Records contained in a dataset

• • •

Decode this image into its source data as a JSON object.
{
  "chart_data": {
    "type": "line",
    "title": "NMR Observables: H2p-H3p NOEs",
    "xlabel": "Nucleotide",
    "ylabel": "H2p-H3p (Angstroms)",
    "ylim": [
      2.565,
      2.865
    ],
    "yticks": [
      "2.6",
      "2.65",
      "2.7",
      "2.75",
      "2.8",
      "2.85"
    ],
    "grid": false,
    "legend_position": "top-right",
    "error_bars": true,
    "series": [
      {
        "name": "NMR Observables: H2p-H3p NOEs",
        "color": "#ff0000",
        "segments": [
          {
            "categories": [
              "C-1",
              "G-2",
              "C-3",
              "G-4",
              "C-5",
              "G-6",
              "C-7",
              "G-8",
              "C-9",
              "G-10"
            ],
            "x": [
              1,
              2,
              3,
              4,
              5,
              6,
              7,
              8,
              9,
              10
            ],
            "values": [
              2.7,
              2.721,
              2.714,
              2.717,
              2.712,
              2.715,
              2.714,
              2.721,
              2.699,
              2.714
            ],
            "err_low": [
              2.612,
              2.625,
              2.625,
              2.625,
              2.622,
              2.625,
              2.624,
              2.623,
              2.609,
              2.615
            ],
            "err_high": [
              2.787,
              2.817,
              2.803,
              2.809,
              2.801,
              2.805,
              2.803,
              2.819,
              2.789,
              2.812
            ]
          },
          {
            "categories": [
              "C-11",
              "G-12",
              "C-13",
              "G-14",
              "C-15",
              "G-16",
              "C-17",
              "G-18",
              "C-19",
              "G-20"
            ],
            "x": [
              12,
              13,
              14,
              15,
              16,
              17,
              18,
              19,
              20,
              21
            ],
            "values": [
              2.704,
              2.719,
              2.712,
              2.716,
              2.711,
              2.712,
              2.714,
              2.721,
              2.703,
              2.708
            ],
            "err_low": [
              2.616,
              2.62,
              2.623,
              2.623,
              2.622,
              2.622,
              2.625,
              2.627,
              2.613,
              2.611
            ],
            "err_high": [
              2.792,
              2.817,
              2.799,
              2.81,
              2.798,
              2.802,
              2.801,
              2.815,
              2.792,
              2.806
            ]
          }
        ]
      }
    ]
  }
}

• • •

Requirement
Extract the whole listing, character for character.

Exercise result
Decode this image into its source data as a JSON object.
{
  "chart_data": {
    "type": "line",
    "title": "NMR Observables: H2p-H3p NOEs",
    "xlabel": "Nucleotide",
    "ylabel": "H2p-H3p (Angstroms)",
    "ylim": [
      2.565,
      2.865
    ],
    "yticks": [
      "2.6",
      "2.65",
      "2.7",
      "2.75",
      "2.8",
      "2.85"
    ],
    "grid": false,
    "legend_position": "top-right",
    "error_bars": true,
    "series": [
      {
        "name": "NMR Observables: H2p-H3p NOEs",
        "color": "#ff0000",
        "segments": [
          {
            "categories": [
              "C-1",
              "G-2",
              "C-3",
              "G-4",
              "C-5",
              "G-6",
              "C-7",
              "G-8",
              "C-9",
              "G-10"
            ],
            "x": [
              1,
              2,
              3,
              4,
              5,
              6,
              7,
              8,
              9,
              10
            ],
            "values": [
              2.7,
              2.721,
              2.714,
              2.717,
              2.712,
              2.715,
              2.714,
              2.721,
              2.699,
              2.714
            ],
            "err_low": [
              2.612,
              2.625,
              2.625,
              2.625,
              2.622,
              2.625,
              2.624,
              2.623,
              2.609,
              2.615
            ],
            "err_high": [
              2.787,
              2.817,
              2.803,
              2.809,
              2.801,
              2.805,
              2.803,
              2.819,
              2.789,
              2.812
            ]
          },
          {
            "categories": [
              "C-11",
              "G-12",
              "C-13",
              "G-14",
              "C-15",
              "G-16",
              "C-17",
              "G-18",
              "C-19",
              "G-20"
            ],
            "x": [
              12,
              13,
              14,
              15,
              16,
              17,
              18,
              19,
              20,
              21
            ],
            "values": [
              2.704,
              2.719,
              2.712,
              2.716,
              2.711,
              2.712,
              2.714,
              2.721,
              2.703,
              2.708
            ],
            "err_low": [
              2.616,
              2.62,
              2.623,
              2.623,
              2.622,
              2.622,
              2.625,
              2.627,
              2.613,
              2.611
            ],
            "err_high": [
              2.792,
              2.817,
              2.799,
              2.81,
              2.798,
              2.802,
              2.801,
              2.815,
              2.792,
              2.806
            ]
          }
        ]
      }
    ]
  }
}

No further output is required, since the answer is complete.